• **Task statement**
Single out the lines of the material that contain "this" and copy them.
+++ Records supplied
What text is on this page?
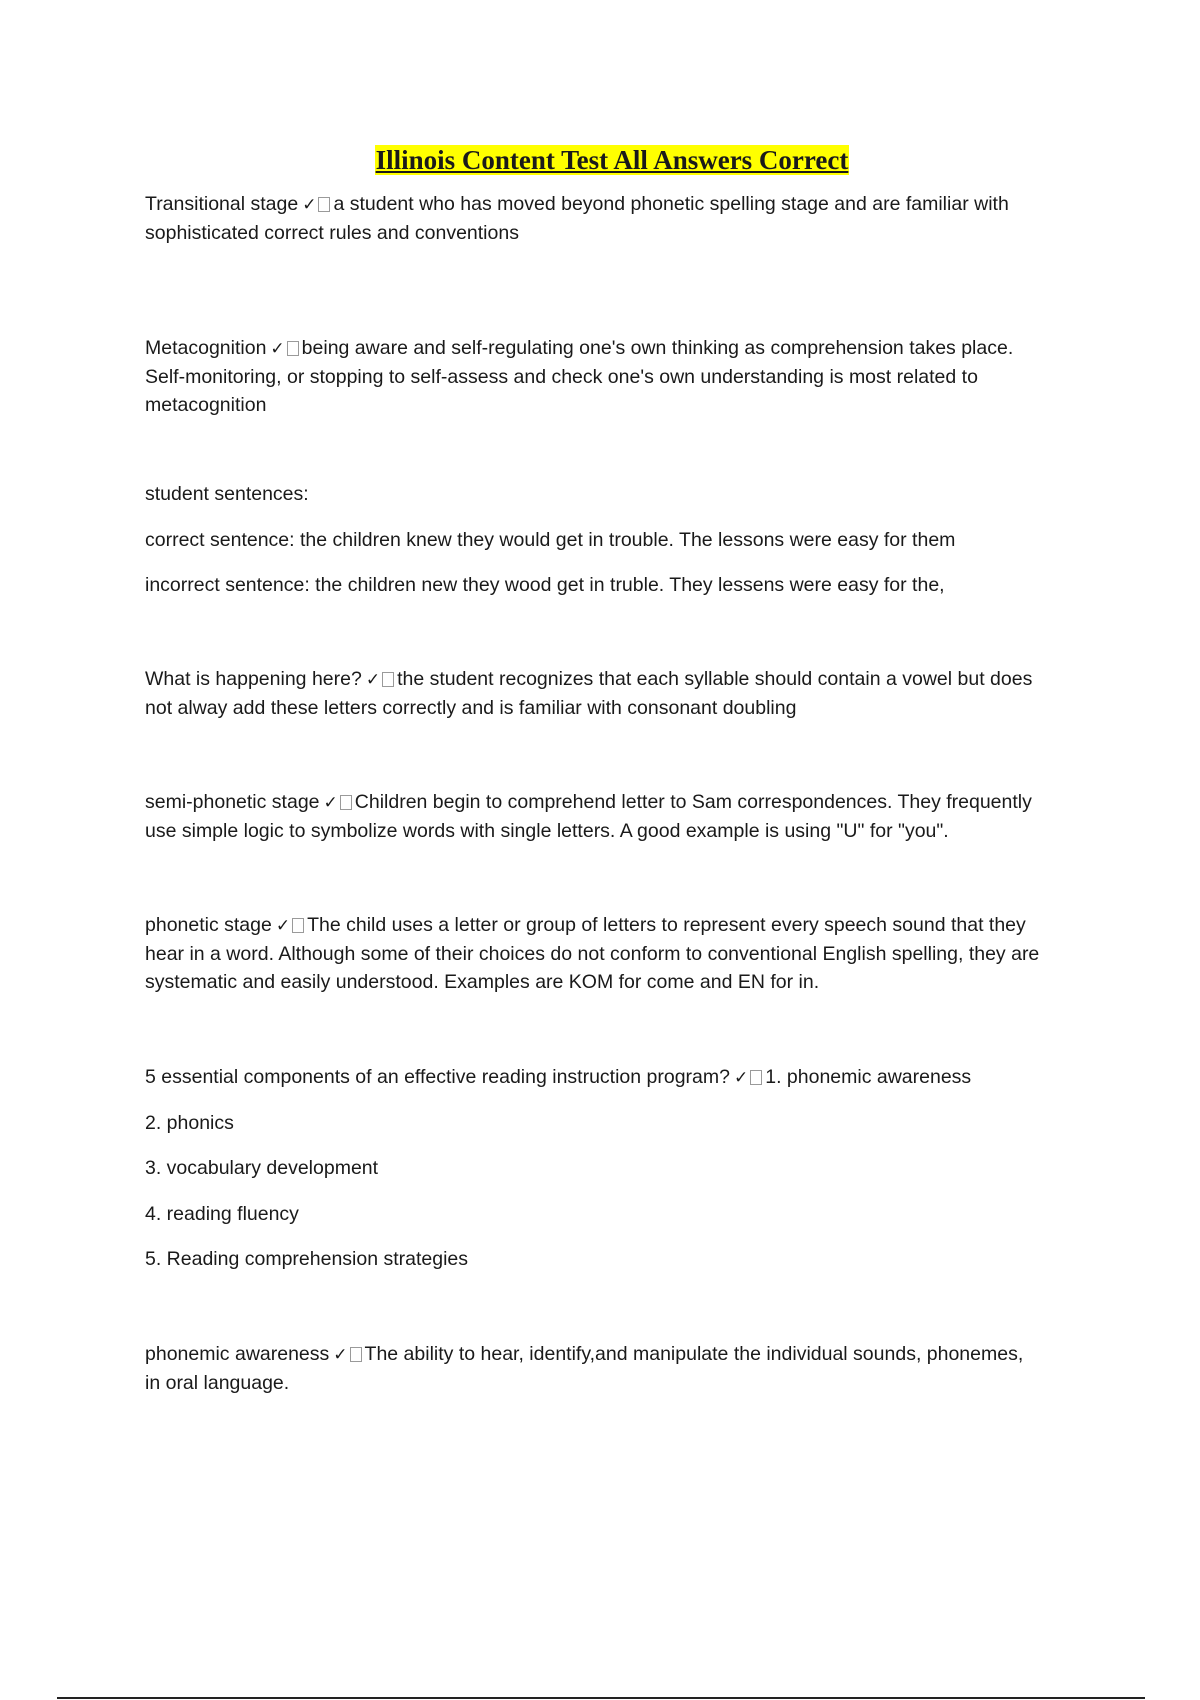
Illinois Content Test All Answers Correct

Transitional stage ✓ a student who has moved beyond phonetic spelling stage and are familiar with
sophisticated correct rules and conventions

Metacognition ✓ being aware and self-regulating one's own thinking as comprehension takes place.
Self-monitoring, or stopping to self-assess and check one's own understanding is most related to
metacognition

student sentences:

correct sentence: the children knew they would get in trouble. The lessons were easy for them

incorrect sentence: the children new they wood get in truble. They lessens were easy for the,

What is happening here? ✓ the student recognizes that each syllable should contain a vowel but does
not alway add these letters correctly and is familiar with consonant doubling

semi-phonetic stage ✓ Children begin to comprehend letter to Sam correspondences. They frequently
use simple logic to symbolize words with single letters. A good example is using "U" for "you".

phonetic stage ✓ The child uses a letter or group of letters to represent every speech sound that they
hear in a word. Although some of their choices do not conform to conventional English spelling, they are
systematic and easily understood. Examples are KOM for come and EN for in.

5 essential components of an effective reading instruction program? ✓ 1. phonemic awareness

2. phonics

3. vocabulary development

4. reading fluency

5. Reading comprehension strategies

phonemic awareness ✓ The ability to hear, identify,and manipulate the individual sounds, phonemes,
in oral language.
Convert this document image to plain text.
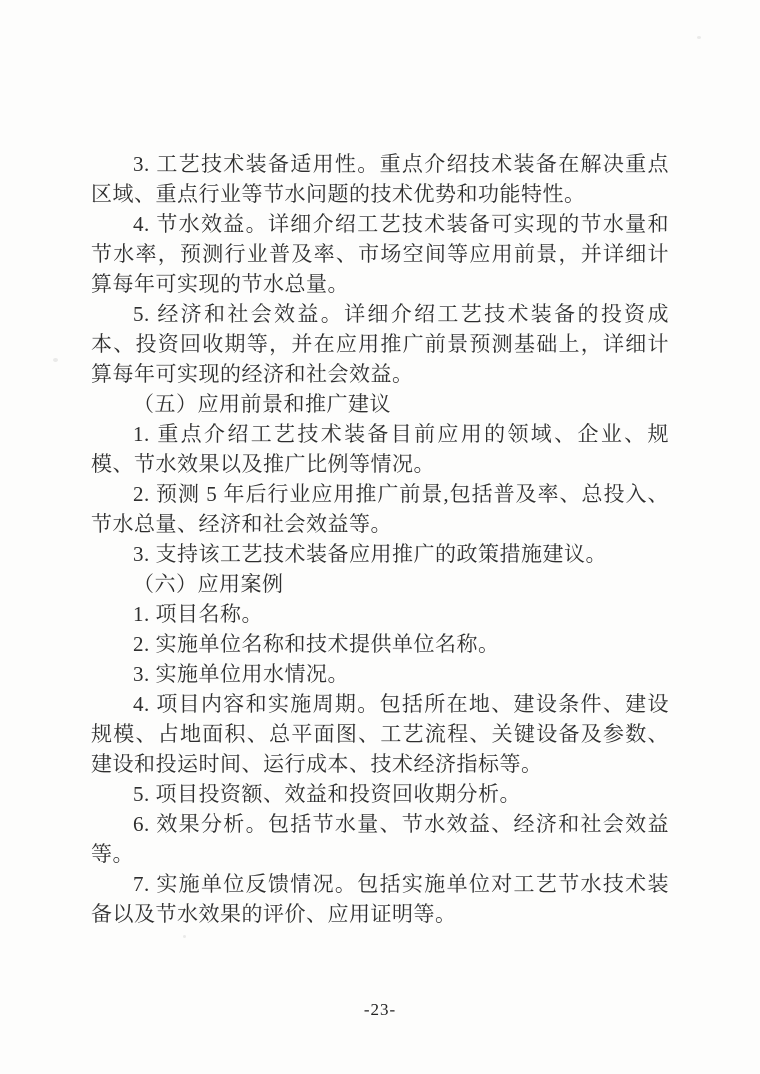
3. 工艺技术装备适用性。重点介绍技术装备在解决重点区域、重点行业等节水问题的技术优势和功能特性。

4. 节水效益。详细介绍工艺技术装备可实现的节水量和节水率，预测行业普及率、市场空间等应用前景，并详细计算每年可实现的节水总量。

5. 经济和社会效益。详细介绍工艺技术装备的投资成本、投资回收期等，并在应用推广前景预测基础上，详细计算每年可实现的经济和社会效益。

（五）应用前景和推广建议

1. 重点介绍工艺技术装备目前应用的领域、企业、规模、节水效果以及推广比例等情况。

2. 预测 5 年后行业应用推广前景,包括普及率、总投入、节水总量、经济和社会效益等。

3. 支持该工艺技术装备应用推广的政策措施建议。

（六）应用案例

1. 项目名称。

2. 实施单位名称和技术提供单位名称。

3. 实施单位用水情况。

4. 项目内容和实施周期。包括所在地、建设条件、建设规模、占地面积、总平面图、工艺流程、关键设备及参数、建设和投运时间、运行成本、技术经济指标等。

5. 项目投资额、效益和投资回收期分析。

6. 效果分析。包括节水量、节水效益、经济和社会效益等。

7. 实施单位反馈情况。包括实施单位对工艺节水技术装备以及节水效果的评价、应用证明等。

-23-
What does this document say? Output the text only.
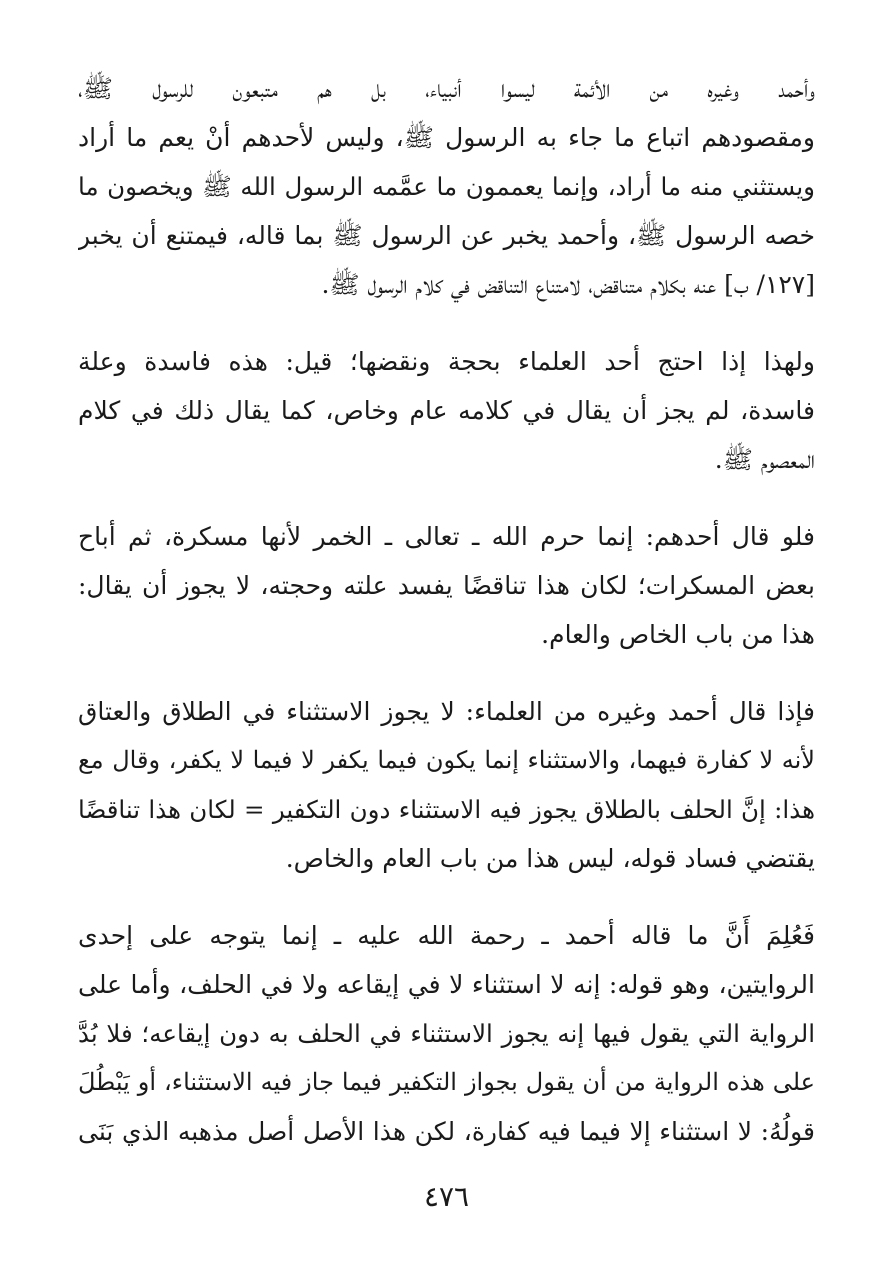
وأحمد وغيره من الأئمة ليسوا أنبياء، بل هم متبعون للرسول ﷺ،
ومقصودهم اتباع ما جاء به الرسول ﷺ، وليس لأحدهم أنْ يعم ما أراد
ويستثني منه ما أراد، وإنما يعممون ما عمَّمه الرسول الله ﷺ ويخصون ما
خصه الرسول ﷺ، وأحمد يخبر عن الرسول ﷺ بما قاله، فيمتنع أن يخبر
[١٢٧/ ب] عنه بكلام متناقض، لامتناع التناقض في كلام الرسول ﷺ.
ولهذا إذا احتج أحد العلماء بحجة ونقضها؛ قيل: هذه فاسدة وعلة
فاسدة، لم يجز أن يقال في كلامه عام وخاص، كما يقال ذلك في كلام
المعصوم ﷺ.
فلو قال أحدهم: إنما حرم الله ـ تعالى ـ الخمر لأنها مسكرة، ثم أباح
بعض المسكرات؛ لكان هذا تناقضًا يفسد علته وحجته، لا يجوز أن يقال:
هذا من باب الخاص والعام.
فإذا قال أحمد وغيره من العلماء: لا يجوز الاستثناء في الطلاق والعتاق
لأنه لا كفارة فيهما، والاستثناء إنما يكون فيما يكفر لا فيما لا يكفر، وقال مع
هذا: إنَّ الحلف بالطلاق يجوز فيه الاستثناء دون التكفير = لكان هذا تناقضًا
يقتضي فساد قوله، ليس هذا من باب العام والخاص.
فَعُلِمَ أَنَّ ما قاله أحمد ـ رحمة الله عليه ـ إنما يتوجه على إحدى
الروايتين، وهو قوله: إنه لا استثناء لا في إيقاعه ولا في الحلف، وأما على
الرواية التي يقول فيها إنه يجوز الاستثناء في الحلف به دون إيقاعه؛ فلا بُدَّ
على هذه الرواية من أن يقول بجواز التكفير فيما جاز فيه الاستثناء، أو يَبْطُلَ
قولُهُ: لا استثناء إلا فيما فيه كفارة، لكن هذا الأصل أصل مذهبه الذي بَنَى
٤٧٦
++++++
• **Answer in full**
What text is on this page?
Convert this document image to plain text.
What does this document say? Output the text only.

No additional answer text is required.